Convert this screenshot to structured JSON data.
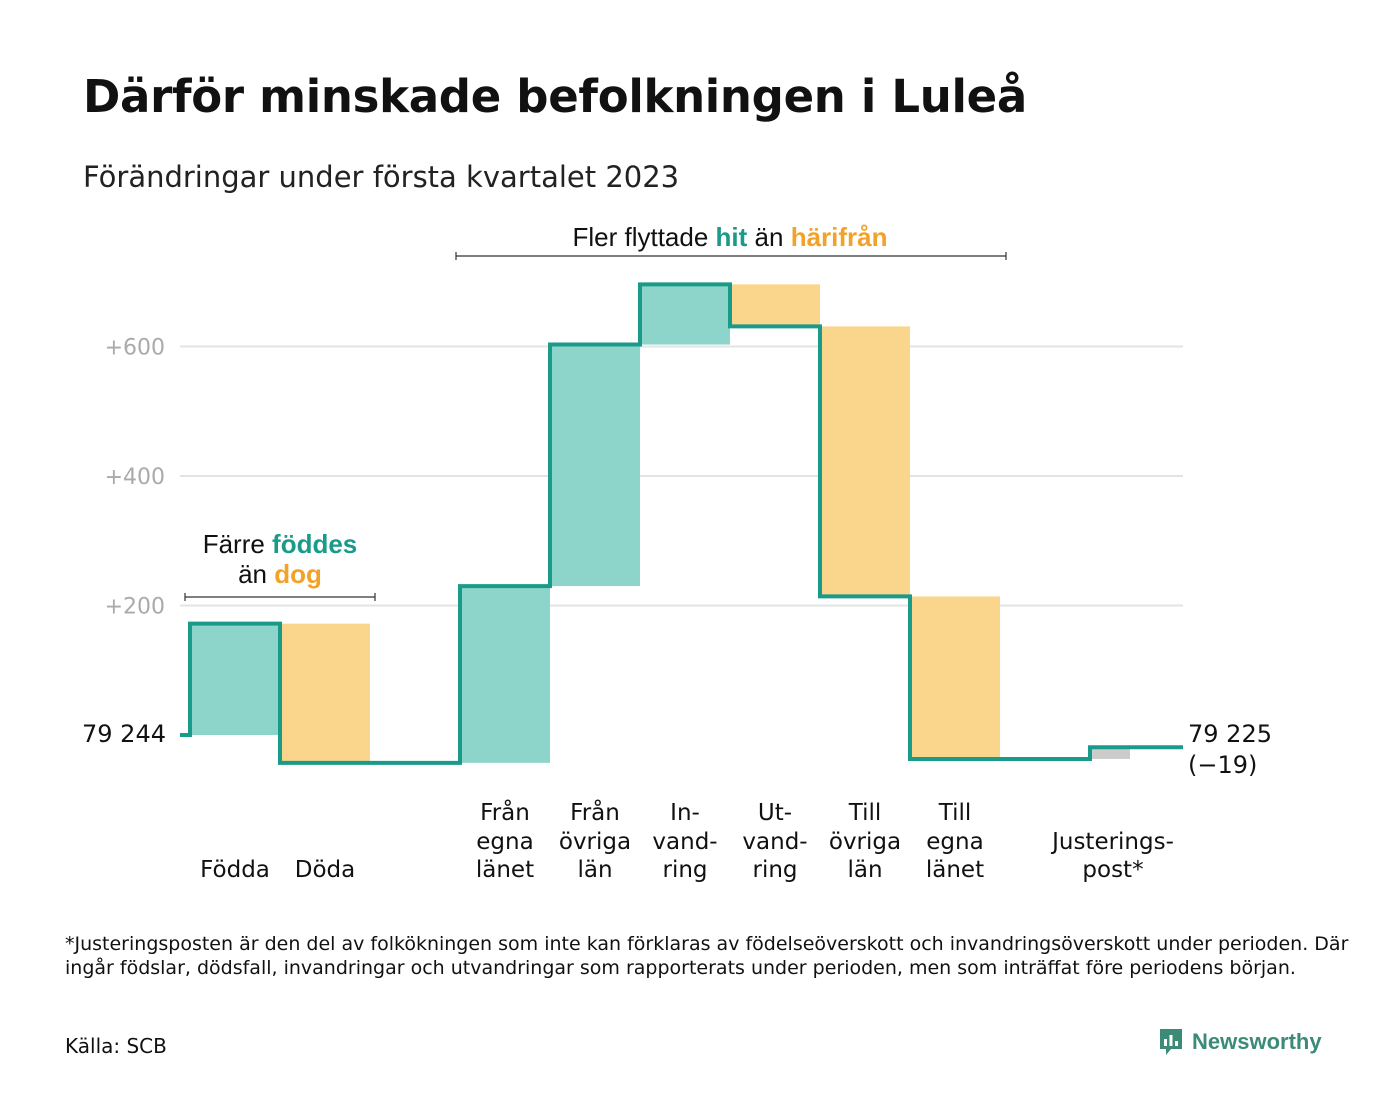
{
  "title": "Därför minskade befolkningen i Luleå",
  "subtitle": "Förändringar under första kvartalet 2023",
  "annotations": {
    "migration": {
      "pre": "Fler flyttade ",
      "hit": "hit",
      "mid": " än ",
      "away": "härifrån"
    },
    "births": {
      "line1_pre": "Färre ",
      "line1_hit": "föddes",
      "line2_pre": "än ",
      "line2_away": "dog"
    }
  },
  "colors": {
    "positive": "#8dd5cb",
    "negative": "#fad58c",
    "adjustment": "#cccccc",
    "line": "#1a9a88",
    "grid": "#e3e3e3"
  },
  "chart_data": {
    "type": "waterfall",
    "title": "Därför minskade befolkningen i Luleå",
    "subtitle": "Förändringar under första kvartalet 2023",
    "start": {
      "label": "79 244",
      "value": 79244
    },
    "end": {
      "label_line1": "79 225",
      "label_line2": "(−19)",
      "value": 79225,
      "change": -19
    },
    "yticks": [
      {
        "value": 200,
        "label": "+200"
      },
      {
        "value": 400,
        "label": "+400"
      },
      {
        "value": 600,
        "label": "+600"
      }
    ],
    "ylim": [
      -60,
      700
    ],
    "steps": [
      {
        "label": [
          "",
          "",
          "Födda"
        ],
        "change": 172,
        "kind": "positive"
      },
      {
        "label": [
          "",
          "",
          "Döda"
        ],
        "change": -215,
        "kind": "negative"
      },
      {
        "label": [
          "Från",
          "egna",
          "länet"
        ],
        "change": 273,
        "kind": "positive"
      },
      {
        "label": [
          "Från",
          "övriga",
          "län"
        ],
        "change": 373,
        "kind": "positive"
      },
      {
        "label": [
          "In-",
          "vand-",
          "ring"
        ],
        "change": 93,
        "kind": "positive"
      },
      {
        "label": [
          "Ut-",
          "vand-",
          "ring"
        ],
        "change": -65,
        "kind": "negative"
      },
      {
        "label": [
          "Till",
          "övriga",
          "län"
        ],
        "change": -417,
        "kind": "negative"
      },
      {
        "label": [
          "Till",
          "egna",
          "länet"
        ],
        "change": -251,
        "kind": "negative"
      },
      {
        "label": [
          "",
          "Justerings-",
          "post*"
        ],
        "change": 18,
        "kind": "adjustment"
      }
    ]
  },
  "footnote": "*Justeringsposten är den del av folkökningen som inte kan förklaras av födelseöverskott och invandringsöverskott under perioden. Där ingår födslar, dödsfall, invandringar och utvandringar som rapporterats under perioden, men som inträffat före periodens början.",
  "source": "Källa: SCB",
  "brand": {
    "name": "Newsworthy",
    "icon": "newsworthy-logo-icon"
  }
}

### Written instruction
Lines of the listing that contain the word "adjustment" are to be counted; report only their number.

### Response to the task
2